_DIRECTIONS FOR THIS TASK_
Could you transcribe every record below exactly as written, leaving out any pictures?

_Raw records_
--*--
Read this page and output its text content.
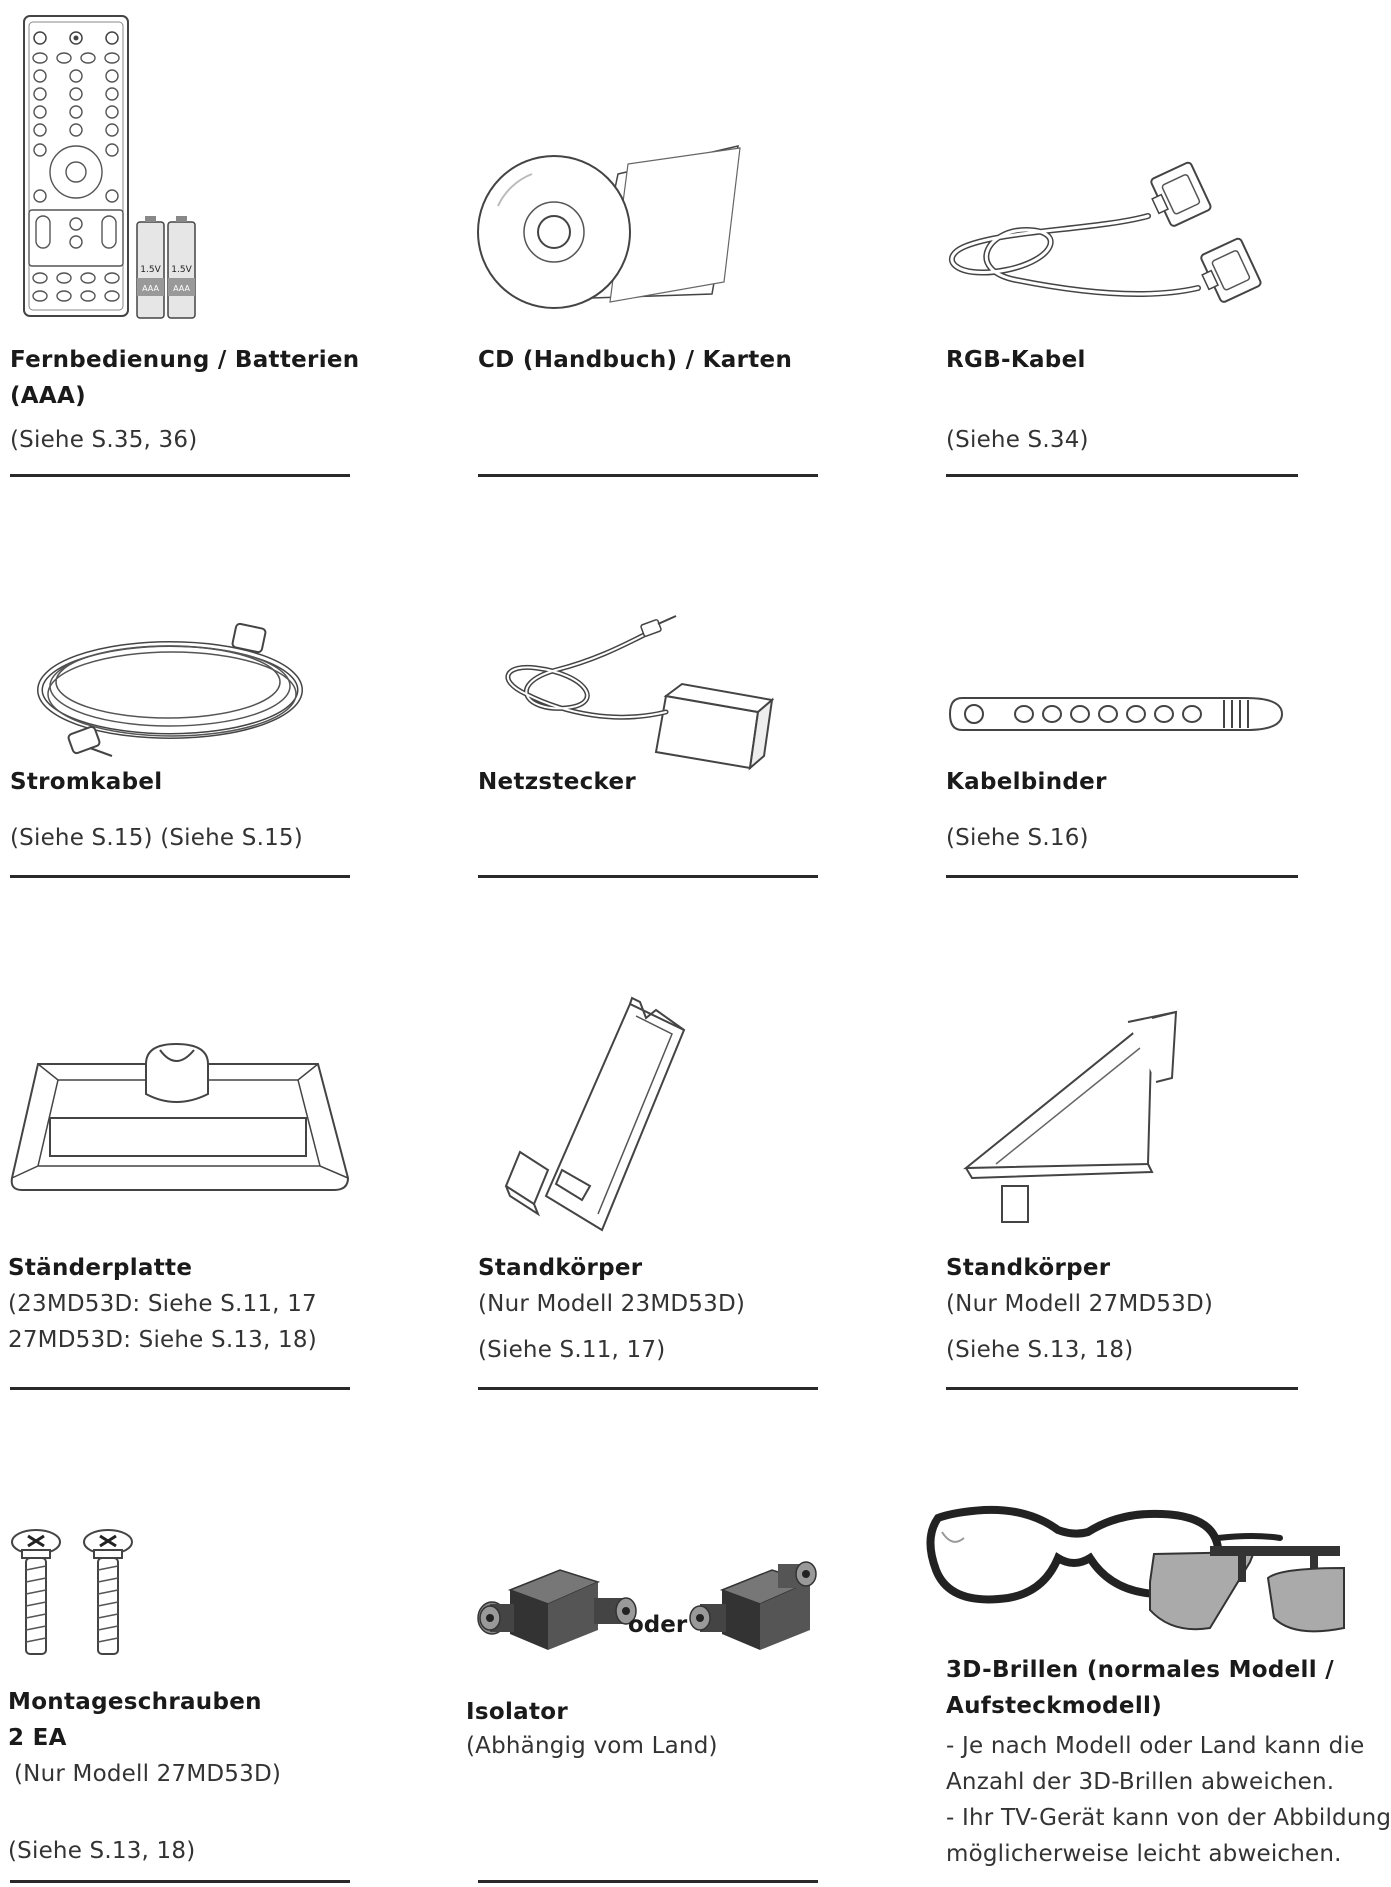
1.5V 1.5V
AAA AAA
Fernbedienung / Batterien
(AAA)
(Siehe S.35, 36)
CD (Handbuch) / Karten	RGB-Kabel
(Siehe S.34)
Stromkabel
(Siehe S.15) (Siehe S.15)
Netzstecker	Kabelbinder
(Siehe S.16)
Ständerplatte
(23MD53D: Siehe S.11, 17
27MD53D: Siehe S.13, 18)
Standkörper
(Nur Modell 23MD53D)
(Siehe S.11, 17)
Standkörper
(Nur Modell 27MD53D)
(Siehe S.13, 18)
Montageschrauben
2 EA
(Nur Modell 27MD53D)
(Siehe S.13, 18)
oder
Isolator
(Abhängig vom Land)
3D-Brillen (normales Modell /
Aufsteckmodell)
- Je nach Modell oder Land kann die
Anzahl der 3D-Brillen abweichen.
- Ihr TV-Gerät kann von der Abbildung
möglicherweise leicht abweichen.
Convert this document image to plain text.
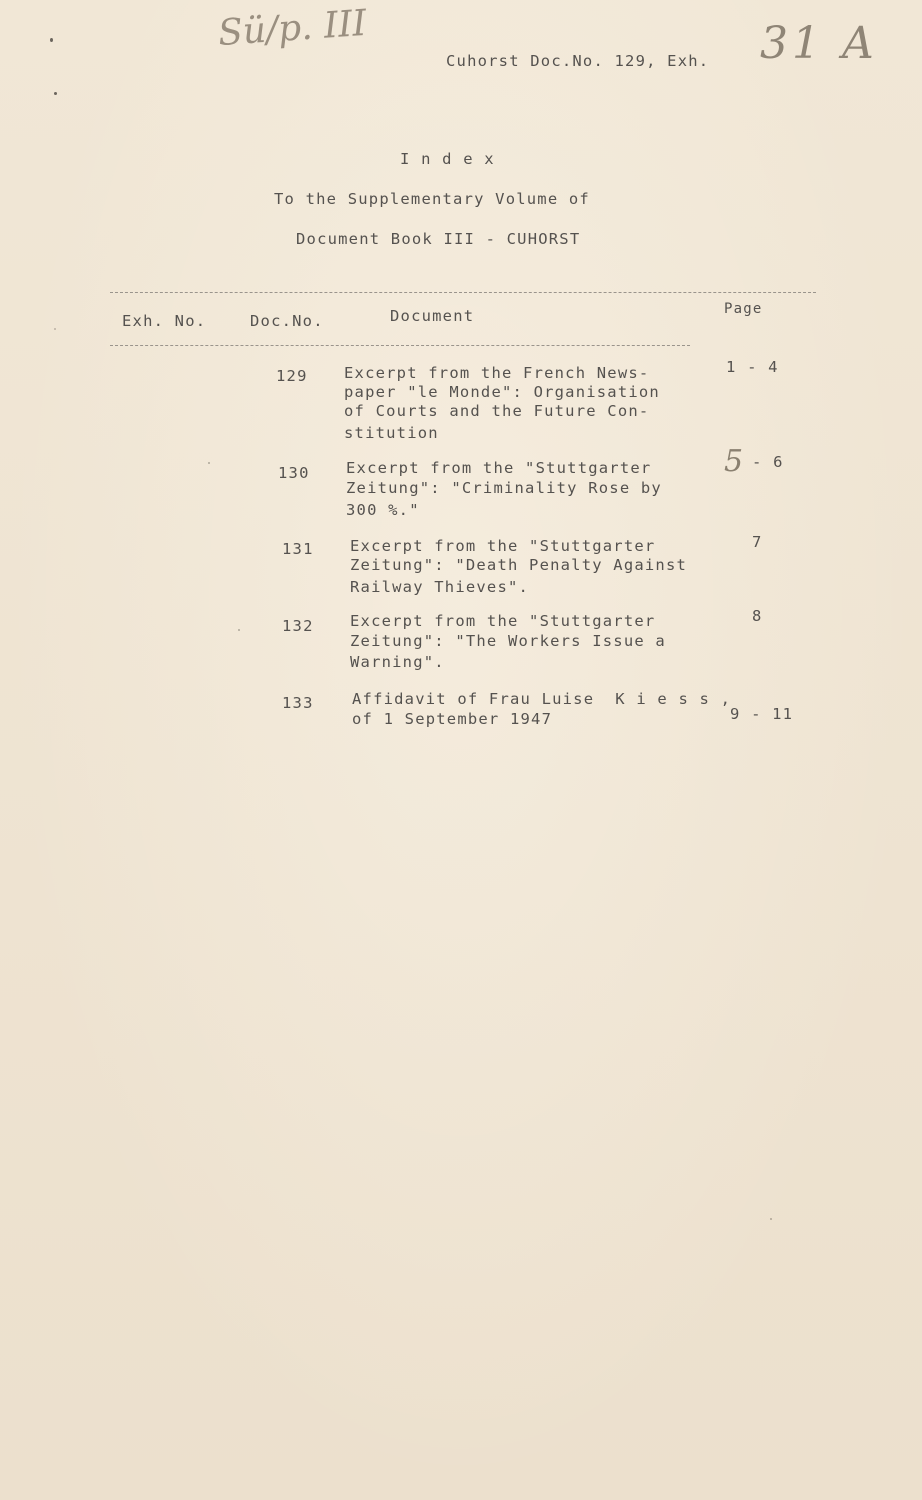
Sü/p. III	31 A
Cuhorst Doc.No. 129, Exh.
I n d e x
To the Supplementary Volume of
Document Book III - CUHORST
Exh. No.	Doc.No.	Document	Page
129 Excerpt from the French News-
paper "le Monde": Organisation
of Courts and the Future Con-
stitution
1 - 4
130 Excerpt from the "Stuttgarter
Zeitung": "Criminality Rose by
300 %."
5 - 6
131 Excerpt from the "Stuttgarter
Zeitung": "Death Penalty Against
Railway Thieves".
7
132 Excerpt from the "Stuttgarter
Zeitung": "The Workers Issue a
Warning".
8
133 Affidavit of Frau Luise  K i e s s ,
of 1 September 1947	9 - 11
--*--
_WRITTEN SOLUTION_
Read this page and output its text content.
1.5V 1.5V
AAA AAA
Fernbedienung / Batterien
(AAA)
(Siehe S.35, 36)
CD (Handbuch) / Karten	RGB-Kabel
(Siehe S.34)
Stromkabel
(Siehe S.15) (Siehe S.15)
Netzstecker	Kabelbinder
(Siehe S.16)
Ständerplatte
(23MD53D: Siehe S.11, 17
27MD53D: Siehe S.13, 18)
Standkörper
(Nur Modell 23MD53D)
(Siehe S.11, 17)
Standkörper
(Nur Modell 27MD53D)
(Siehe S.13, 18)
Montageschrauben
2 EA
(Nur Modell 27MD53D)
(Siehe S.13, 18)
oder
Isolator
(Abhängig vom Land)
3D-Brillen (normales Modell /
Aufsteckmodell)
- Je nach Modell oder Land kann die
Anzahl der 3D-Brillen abweichen.
- Ihr TV-Gerät kann von der Abbildung
möglicherweise leicht abweichen.
Convert this document image to plain text.
Sü/p. III	31 A
Cuhorst Doc.No. 129, Exh.
I n d e x
To the Supplementary Volume of
Document Book III - CUHORST
Exh. No.	Doc.No.	Document	Page
129 Excerpt from the French News-
paper "le Monde": Organisation
of Courts and the Future Con-
stitution
1 - 4
130 Excerpt from the "Stuttgarter
Zeitung": "Criminality Rose by
300 %."
5 - 6
131 Excerpt from the "Stuttgarter
Zeitung": "Death Penalty Against
Railway Thieves".
7
132 Excerpt from the "Stuttgarter
Zeitung": "The Workers Issue a
Warning".
8
133 Affidavit of Frau Luise  K i e s s ,
of 1 September 1947	9 - 11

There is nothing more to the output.